======== MATERIAL SHOWN
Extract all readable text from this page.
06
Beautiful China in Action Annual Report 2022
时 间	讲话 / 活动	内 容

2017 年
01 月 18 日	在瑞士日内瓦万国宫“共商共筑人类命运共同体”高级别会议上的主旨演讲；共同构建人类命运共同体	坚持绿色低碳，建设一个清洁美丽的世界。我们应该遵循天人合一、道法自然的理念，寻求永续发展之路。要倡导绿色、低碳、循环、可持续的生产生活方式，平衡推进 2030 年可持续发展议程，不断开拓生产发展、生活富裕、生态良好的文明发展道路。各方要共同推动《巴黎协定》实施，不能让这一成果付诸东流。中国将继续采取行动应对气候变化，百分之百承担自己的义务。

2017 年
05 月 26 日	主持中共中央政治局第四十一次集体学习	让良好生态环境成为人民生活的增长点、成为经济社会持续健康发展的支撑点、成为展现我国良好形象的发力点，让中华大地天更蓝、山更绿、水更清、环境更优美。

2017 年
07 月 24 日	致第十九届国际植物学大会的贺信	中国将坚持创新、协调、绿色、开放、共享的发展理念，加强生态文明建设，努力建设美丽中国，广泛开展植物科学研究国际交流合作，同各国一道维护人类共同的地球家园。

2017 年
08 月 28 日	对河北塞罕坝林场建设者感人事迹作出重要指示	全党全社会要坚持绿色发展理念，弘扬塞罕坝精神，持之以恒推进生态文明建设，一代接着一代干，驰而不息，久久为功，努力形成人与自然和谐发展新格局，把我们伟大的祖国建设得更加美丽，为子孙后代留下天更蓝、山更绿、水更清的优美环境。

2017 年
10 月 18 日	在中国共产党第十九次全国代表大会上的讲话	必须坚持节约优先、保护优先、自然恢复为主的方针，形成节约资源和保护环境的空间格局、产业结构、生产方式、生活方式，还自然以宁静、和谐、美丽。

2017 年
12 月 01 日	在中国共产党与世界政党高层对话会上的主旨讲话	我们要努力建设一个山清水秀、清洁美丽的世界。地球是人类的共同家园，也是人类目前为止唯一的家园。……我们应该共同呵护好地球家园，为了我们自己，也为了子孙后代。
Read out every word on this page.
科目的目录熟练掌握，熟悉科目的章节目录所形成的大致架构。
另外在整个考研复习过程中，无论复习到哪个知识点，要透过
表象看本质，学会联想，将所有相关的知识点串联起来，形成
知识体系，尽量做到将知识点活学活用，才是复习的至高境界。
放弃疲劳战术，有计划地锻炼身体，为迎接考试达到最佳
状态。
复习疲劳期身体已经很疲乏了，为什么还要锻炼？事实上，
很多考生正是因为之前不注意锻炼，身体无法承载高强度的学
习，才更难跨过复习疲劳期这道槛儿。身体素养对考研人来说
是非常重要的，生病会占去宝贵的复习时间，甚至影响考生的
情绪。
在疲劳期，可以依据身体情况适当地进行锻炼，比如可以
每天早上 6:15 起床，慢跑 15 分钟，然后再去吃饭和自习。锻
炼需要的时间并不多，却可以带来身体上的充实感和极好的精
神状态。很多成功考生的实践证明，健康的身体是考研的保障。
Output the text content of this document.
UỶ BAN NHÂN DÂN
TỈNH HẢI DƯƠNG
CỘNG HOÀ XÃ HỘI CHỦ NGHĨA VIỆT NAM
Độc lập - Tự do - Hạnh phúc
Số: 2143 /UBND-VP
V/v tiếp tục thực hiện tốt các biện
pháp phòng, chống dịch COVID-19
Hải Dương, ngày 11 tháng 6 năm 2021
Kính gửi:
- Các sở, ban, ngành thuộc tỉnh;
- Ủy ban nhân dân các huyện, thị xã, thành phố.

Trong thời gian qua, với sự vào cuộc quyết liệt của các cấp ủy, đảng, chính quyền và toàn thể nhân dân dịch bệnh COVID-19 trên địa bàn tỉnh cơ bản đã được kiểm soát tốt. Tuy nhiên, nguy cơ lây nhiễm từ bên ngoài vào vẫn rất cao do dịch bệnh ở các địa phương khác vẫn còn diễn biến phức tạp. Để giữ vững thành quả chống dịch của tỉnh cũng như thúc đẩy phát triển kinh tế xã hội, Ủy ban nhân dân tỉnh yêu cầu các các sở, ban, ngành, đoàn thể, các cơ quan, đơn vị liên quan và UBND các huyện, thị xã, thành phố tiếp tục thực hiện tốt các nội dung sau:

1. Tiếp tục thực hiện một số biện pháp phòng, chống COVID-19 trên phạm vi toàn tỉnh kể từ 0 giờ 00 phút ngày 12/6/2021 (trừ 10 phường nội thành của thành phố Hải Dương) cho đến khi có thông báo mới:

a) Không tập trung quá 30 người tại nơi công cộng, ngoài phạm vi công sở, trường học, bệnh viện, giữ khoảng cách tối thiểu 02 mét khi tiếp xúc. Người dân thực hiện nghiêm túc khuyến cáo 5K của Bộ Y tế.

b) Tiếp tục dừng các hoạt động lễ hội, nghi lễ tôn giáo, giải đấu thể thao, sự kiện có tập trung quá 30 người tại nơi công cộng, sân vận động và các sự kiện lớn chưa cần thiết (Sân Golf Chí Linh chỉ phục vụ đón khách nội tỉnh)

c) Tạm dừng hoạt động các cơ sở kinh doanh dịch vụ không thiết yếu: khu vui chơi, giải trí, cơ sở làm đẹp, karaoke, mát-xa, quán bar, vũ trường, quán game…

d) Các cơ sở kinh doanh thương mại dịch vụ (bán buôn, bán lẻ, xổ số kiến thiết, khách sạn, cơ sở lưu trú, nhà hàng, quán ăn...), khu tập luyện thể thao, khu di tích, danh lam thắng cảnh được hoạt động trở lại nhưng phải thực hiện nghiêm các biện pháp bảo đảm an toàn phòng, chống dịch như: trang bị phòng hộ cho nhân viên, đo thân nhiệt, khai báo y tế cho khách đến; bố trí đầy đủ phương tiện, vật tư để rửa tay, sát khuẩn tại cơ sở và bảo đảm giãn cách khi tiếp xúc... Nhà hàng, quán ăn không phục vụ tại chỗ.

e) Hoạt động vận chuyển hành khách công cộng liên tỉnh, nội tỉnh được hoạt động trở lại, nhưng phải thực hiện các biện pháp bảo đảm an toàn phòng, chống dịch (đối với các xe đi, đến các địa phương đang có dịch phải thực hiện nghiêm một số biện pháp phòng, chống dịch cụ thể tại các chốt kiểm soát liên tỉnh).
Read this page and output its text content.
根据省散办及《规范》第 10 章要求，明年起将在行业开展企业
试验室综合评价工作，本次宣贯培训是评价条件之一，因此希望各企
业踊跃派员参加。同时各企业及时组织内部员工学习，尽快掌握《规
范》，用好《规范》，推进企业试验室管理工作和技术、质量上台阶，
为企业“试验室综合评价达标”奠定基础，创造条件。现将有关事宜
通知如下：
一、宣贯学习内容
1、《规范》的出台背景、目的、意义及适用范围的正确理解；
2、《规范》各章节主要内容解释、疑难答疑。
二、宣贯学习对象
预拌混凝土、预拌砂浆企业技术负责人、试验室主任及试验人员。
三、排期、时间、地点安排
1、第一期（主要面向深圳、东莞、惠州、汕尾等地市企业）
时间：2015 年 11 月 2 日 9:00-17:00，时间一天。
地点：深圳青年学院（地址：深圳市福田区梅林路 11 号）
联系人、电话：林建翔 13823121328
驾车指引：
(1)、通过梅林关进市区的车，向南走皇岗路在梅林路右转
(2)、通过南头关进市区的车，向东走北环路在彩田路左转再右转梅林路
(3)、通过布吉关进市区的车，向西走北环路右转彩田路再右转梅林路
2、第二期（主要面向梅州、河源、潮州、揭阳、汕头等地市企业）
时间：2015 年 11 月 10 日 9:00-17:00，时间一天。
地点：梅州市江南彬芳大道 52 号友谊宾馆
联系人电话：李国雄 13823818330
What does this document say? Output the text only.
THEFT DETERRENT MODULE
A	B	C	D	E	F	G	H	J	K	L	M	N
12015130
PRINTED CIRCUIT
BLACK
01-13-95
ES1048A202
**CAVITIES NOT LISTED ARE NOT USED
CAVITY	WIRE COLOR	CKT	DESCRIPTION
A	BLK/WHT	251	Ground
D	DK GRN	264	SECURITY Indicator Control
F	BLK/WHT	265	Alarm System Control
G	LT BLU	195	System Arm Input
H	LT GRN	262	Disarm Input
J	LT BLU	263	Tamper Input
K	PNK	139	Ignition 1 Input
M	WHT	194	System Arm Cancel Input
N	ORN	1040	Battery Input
================
Only the number is wanted: how many lines in the preceding entries hold the string "Input"?

6